- _GIVEN EXERCISE_
Copy each line below exactly and leave the pictures out.

[BEGIN DATA ENTRIES]

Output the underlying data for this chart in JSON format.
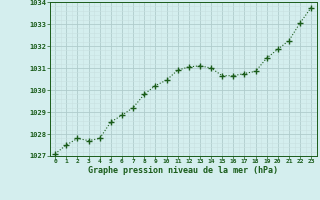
{
  "x": [
    0,
    1,
    2,
    3,
    4,
    5,
    6,
    7,
    8,
    9,
    10,
    11,
    12,
    13,
    14,
    15,
    16,
    17,
    18,
    19,
    20,
    21,
    22,
    23
  ],
  "y": [
    1027.1,
    1027.5,
    1027.8,
    1027.7,
    1027.8,
    1028.55,
    1028.85,
    1029.2,
    1029.8,
    1030.2,
    1030.45,
    1030.9,
    1031.05,
    1031.1,
    1031.0,
    1030.65,
    1030.65,
    1030.75,
    1030.85,
    1031.45,
    1031.85,
    1032.25,
    1033.05,
    1033.75
  ],
  "line_color": "#1a5c1a",
  "marker_color": "#1a5c1a",
  "background_color": "#d4eeee",
  "grid_major_color": "#b0cccc",
  "grid_minor_color": "#c8e0e0",
  "xlabel": "Graphe pression niveau de la mer (hPa)",
  "xlabel_color": "#1a5c1a",
  "tick_color": "#1a5c1a",
  "spine_color": "#1a5c1a",
  "ylim": [
    1027.0,
    1034.0
  ],
  "xlim": [
    -0.5,
    23.5
  ],
  "yticks": [
    1027,
    1028,
    1029,
    1030,
    1031,
    1032,
    1033,
    1034
  ],
  "xticks": [
    0,
    1,
    2,
    3,
    4,
    5,
    6,
    7,
    8,
    9,
    10,
    11,
    12,
    13,
    14,
    15,
    16,
    17,
    18,
    19,
    20,
    21,
    22,
    23
  ]
}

[END DATA ENTRIES]

- _THE ANSWER_
Output the underlying data for this chart in JSON format.
{
  "x": [
    0,
    1,
    2,
    3,
    4,
    5,
    6,
    7,
    8,
    9,
    10,
    11,
    12,
    13,
    14,
    15,
    16,
    17,
    18,
    19,
    20,
    21,
    22,
    23
  ],
  "y": [
    1027.1,
    1027.5,
    1027.8,
    1027.7,
    1027.8,
    1028.55,
    1028.85,
    1029.2,
    1029.8,
    1030.2,
    1030.45,
    1030.9,
    1031.05,
    1031.1,
    1031.0,
    1030.65,
    1030.65,
    1030.75,
    1030.85,
    1031.45,
    1031.85,
    1032.25,
    1033.05,
    1033.75
  ],
  "line_color": "#1a5c1a",
  "marker_color": "#1a5c1a",
  "background_color": "#d4eeee",
  "grid_major_color": "#b0cccc",
  "grid_minor_color": "#c8e0e0",
  "xlabel": "Graphe pression niveau de la mer (hPa)",
  "xlabel_color": "#1a5c1a",
  "tick_color": "#1a5c1a",
  "spine_color": "#1a5c1a",
  "ylim": [
    1027.0,
    1034.0
  ],
  "xlim": [
    -0.5,
    23.5
  ],
  "yticks": [
    1027,
    1028,
    1029,
    1030,
    1031,
    1032,
    1033,
    1034
  ],
  "xticks": [
    0,
    1,
    2,
    3,
    4,
    5,
    6,
    7,
    8,
    9,
    10,
    11,
    12,
    13,
    14,
    15,
    16,
    17,
    18,
    19,
    20,
    21,
    22,
    23
  ]
}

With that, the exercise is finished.